■ **Task to complete**
Look over the entries that follow and work out how many lines contain "period". State the number only.

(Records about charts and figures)
--- BEGIN ---
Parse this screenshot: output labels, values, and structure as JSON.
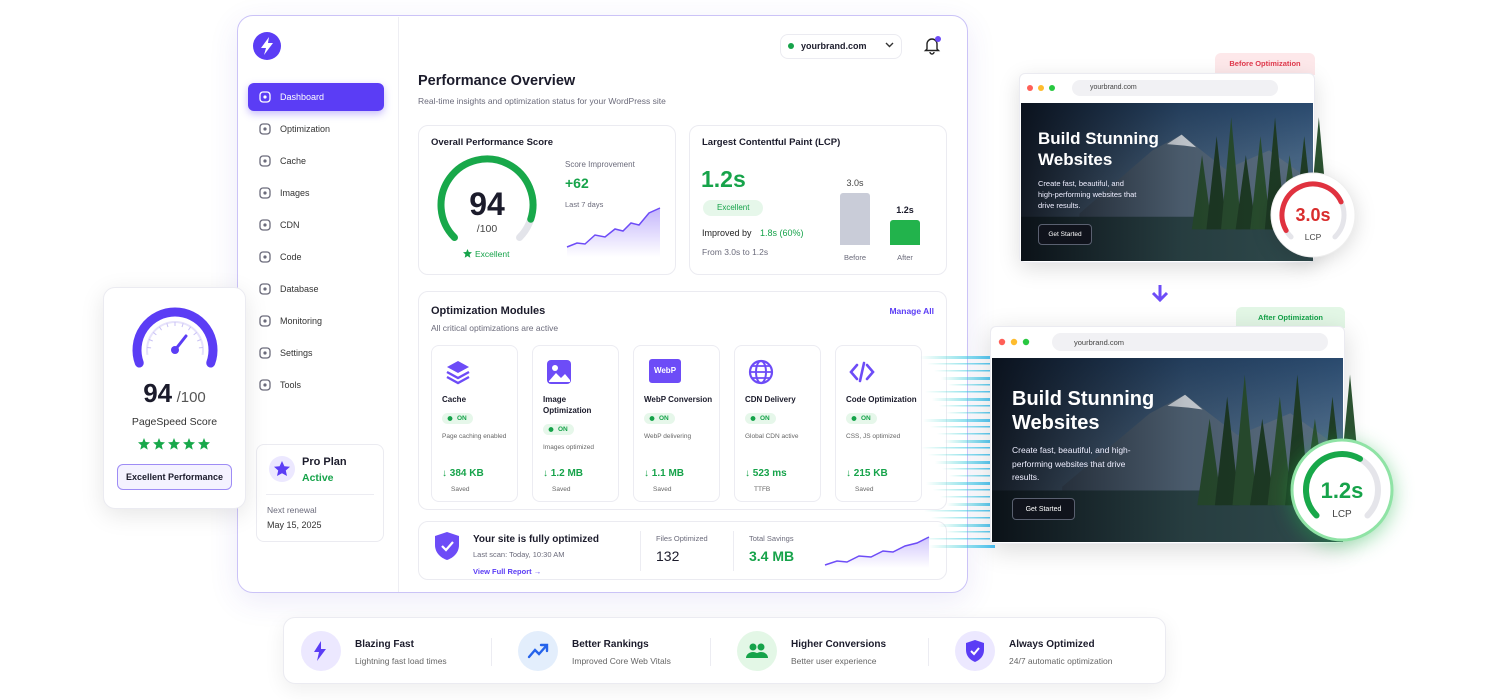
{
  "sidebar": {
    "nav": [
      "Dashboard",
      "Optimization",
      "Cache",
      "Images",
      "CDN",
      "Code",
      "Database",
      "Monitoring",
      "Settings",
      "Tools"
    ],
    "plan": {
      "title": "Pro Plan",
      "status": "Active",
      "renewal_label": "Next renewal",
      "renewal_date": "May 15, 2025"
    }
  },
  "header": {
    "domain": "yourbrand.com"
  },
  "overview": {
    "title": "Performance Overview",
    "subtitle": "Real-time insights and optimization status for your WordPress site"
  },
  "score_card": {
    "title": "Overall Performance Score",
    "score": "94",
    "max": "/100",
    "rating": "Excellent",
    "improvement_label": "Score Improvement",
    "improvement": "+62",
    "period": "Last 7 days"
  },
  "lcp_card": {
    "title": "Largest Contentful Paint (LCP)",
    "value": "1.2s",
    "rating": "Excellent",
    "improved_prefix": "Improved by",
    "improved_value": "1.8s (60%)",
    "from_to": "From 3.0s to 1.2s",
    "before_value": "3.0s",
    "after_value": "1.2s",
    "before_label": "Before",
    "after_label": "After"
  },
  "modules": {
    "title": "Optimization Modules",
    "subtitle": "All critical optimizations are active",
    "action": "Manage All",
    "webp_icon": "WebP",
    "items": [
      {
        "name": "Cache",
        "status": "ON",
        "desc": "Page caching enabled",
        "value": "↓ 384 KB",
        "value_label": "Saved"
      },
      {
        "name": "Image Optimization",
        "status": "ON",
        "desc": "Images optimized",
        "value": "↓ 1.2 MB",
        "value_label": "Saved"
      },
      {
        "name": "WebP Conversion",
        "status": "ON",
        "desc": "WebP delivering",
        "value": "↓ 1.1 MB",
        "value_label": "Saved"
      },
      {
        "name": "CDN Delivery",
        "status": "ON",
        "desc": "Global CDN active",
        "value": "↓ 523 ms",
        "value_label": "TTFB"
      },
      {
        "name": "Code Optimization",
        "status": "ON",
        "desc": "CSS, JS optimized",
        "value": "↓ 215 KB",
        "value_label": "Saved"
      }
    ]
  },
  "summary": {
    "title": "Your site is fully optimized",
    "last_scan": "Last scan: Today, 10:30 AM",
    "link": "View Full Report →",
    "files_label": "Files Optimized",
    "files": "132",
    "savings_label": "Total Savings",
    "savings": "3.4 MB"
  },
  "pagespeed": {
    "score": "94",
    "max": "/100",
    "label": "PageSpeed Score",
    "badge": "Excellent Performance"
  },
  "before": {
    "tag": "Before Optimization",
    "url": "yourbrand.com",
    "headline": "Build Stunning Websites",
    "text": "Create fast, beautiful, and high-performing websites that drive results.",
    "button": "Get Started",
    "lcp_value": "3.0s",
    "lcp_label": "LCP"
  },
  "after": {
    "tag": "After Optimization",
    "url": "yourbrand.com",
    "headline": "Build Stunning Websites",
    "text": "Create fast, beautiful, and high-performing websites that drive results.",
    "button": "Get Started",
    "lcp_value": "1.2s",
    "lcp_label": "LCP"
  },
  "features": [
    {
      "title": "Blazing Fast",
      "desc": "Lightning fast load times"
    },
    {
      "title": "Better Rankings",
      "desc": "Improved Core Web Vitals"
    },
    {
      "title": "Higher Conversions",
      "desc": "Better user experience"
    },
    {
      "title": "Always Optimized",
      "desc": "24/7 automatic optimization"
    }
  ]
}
--- END ---
--- BEGIN ---
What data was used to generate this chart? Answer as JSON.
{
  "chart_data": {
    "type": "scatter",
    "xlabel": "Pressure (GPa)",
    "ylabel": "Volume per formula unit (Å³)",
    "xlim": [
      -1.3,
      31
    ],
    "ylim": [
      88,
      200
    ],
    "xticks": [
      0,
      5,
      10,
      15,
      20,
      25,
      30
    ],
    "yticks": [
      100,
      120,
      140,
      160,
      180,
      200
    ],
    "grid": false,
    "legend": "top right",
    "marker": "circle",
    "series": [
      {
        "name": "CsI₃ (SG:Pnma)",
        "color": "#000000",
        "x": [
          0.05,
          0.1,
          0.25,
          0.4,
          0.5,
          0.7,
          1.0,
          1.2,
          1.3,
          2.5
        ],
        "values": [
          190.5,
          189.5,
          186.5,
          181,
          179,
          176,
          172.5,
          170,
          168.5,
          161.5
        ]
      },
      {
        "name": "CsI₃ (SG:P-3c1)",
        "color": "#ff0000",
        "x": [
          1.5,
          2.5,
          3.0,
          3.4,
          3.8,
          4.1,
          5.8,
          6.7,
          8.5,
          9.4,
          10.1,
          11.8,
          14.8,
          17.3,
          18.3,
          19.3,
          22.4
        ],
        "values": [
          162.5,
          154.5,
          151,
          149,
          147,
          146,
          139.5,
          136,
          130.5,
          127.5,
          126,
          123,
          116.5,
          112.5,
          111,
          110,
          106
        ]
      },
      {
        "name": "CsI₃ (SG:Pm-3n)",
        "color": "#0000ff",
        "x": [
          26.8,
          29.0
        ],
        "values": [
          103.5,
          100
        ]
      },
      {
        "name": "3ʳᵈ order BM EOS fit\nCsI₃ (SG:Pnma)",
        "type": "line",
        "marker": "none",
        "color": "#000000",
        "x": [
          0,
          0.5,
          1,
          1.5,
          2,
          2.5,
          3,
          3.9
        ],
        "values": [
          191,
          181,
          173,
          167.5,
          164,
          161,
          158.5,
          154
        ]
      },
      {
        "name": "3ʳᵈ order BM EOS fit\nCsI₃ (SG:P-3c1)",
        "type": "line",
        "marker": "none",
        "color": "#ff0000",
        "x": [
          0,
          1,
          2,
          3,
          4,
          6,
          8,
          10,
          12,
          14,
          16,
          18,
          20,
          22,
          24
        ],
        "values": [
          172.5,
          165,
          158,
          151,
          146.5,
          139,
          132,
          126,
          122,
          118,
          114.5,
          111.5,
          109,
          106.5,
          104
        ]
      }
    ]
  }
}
--- END ---
--- BEGIN ---
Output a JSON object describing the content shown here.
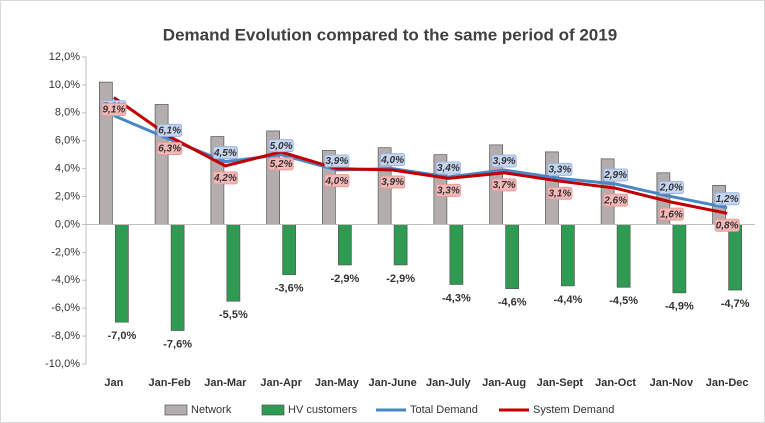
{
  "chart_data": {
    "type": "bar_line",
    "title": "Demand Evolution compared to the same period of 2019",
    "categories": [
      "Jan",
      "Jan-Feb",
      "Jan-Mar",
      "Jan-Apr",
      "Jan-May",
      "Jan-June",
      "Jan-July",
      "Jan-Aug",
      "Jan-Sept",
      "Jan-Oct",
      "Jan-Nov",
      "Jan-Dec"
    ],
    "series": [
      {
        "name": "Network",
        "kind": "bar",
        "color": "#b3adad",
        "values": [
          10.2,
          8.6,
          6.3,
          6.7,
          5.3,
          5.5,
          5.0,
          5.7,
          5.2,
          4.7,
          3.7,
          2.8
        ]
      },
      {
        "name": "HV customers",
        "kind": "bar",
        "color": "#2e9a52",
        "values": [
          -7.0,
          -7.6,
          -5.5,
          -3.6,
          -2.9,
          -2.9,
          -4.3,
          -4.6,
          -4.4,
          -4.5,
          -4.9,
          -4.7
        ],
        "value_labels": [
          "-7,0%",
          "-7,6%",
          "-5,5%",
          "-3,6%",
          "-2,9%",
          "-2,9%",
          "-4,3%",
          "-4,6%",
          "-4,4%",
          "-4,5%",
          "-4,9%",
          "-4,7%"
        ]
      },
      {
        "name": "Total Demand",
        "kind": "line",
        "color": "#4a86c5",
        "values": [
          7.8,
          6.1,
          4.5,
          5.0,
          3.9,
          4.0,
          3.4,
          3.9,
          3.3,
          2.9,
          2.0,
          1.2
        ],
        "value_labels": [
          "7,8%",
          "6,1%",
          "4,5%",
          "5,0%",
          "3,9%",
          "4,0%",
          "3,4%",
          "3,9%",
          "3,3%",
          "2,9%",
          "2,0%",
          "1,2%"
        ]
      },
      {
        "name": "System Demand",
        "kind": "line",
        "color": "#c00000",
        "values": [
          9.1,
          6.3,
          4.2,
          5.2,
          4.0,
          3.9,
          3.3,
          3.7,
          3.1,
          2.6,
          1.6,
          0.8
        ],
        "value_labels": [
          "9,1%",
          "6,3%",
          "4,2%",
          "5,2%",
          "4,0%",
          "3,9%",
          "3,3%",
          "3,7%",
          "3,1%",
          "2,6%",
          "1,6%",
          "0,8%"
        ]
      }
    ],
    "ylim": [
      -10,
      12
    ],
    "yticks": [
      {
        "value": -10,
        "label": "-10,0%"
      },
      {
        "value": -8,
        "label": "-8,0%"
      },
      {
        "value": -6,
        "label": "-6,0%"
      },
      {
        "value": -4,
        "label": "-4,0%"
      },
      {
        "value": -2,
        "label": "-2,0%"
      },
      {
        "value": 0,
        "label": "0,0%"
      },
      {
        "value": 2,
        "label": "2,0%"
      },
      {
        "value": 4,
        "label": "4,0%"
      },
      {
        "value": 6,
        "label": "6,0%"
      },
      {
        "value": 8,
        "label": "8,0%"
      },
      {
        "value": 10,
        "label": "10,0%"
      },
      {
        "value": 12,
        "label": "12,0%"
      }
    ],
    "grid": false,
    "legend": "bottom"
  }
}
--- END ---
■ **Final answer**
2